(Stated problem)
Would you quote every entry exactly, dropping only the pictures?
>> begin
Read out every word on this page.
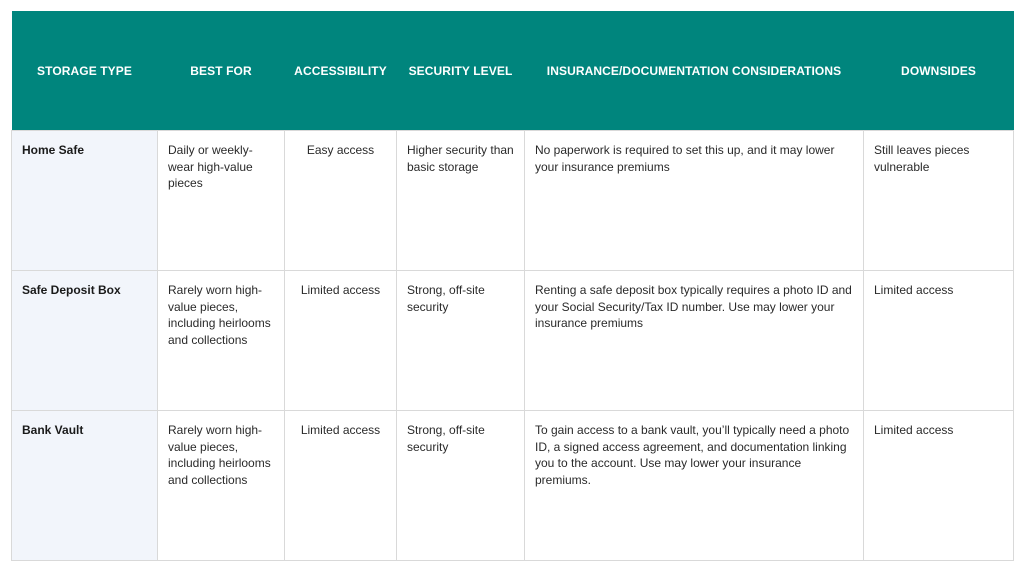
STORAGE TYPE	BEST FOR	ACCESSIBILITY	SECURITY LEVEL	INSURANCE/DOCUMENTATION CONSIDERATIONS	DOWNSIDES
Home Safe	Daily or weekly-wear high-value pieces	Easy access	Higher security than basic storage	No paperwork is required to set this up, and it may lower your insurance premiums	Still leaves pieces vulnerable
Safe Deposit Box	Rarely worn high-value pieces, including heirlooms and collections	Limited access	Strong, off-site security	Renting a safe deposit box typically requires a photo ID and your Social Security/Tax ID number. Use may lower your insurance premiums	Limited access
Bank Vault	Rarely worn high-value pieces, including heirlooms and collections	Limited access	Strong, off-site security	To gain access to a bank vault, you’ll typically need a photo ID, a signed access agreement, and documentation linking you to the account. Use may lower your insurance premiums.	Limited access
>> end
(Final result)
Read out every word on this page.
STORAGE TYPE	BEST FOR	ACCESSIBILITY	SECURITY LEVEL	INSURANCE/DOCUMENTATION CONSIDERATIONS	DOWNSIDES
Home Safe	Daily or weekly-wear high-value pieces	Easy access	Higher security than basic storage	No paperwork is required to set this up, and it may lower your insurance premiums	Still leaves pieces vulnerable
Safe Deposit Box	Rarely worn high-value pieces, including heirlooms and collections	Limited access	Strong, off-site security	Renting a safe deposit box typically requires a photo ID and your Social Security/Tax ID number. Use may lower your insurance premiums	Limited access
Bank Vault	Rarely worn high-value pieces, including heirlooms and collections	Limited access	Strong, off-site security	To gain access to a bank vault, you’ll typically need a photo ID, a signed access agreement, and documentation linking you to the account. Use may lower your insurance premiums.	Limited access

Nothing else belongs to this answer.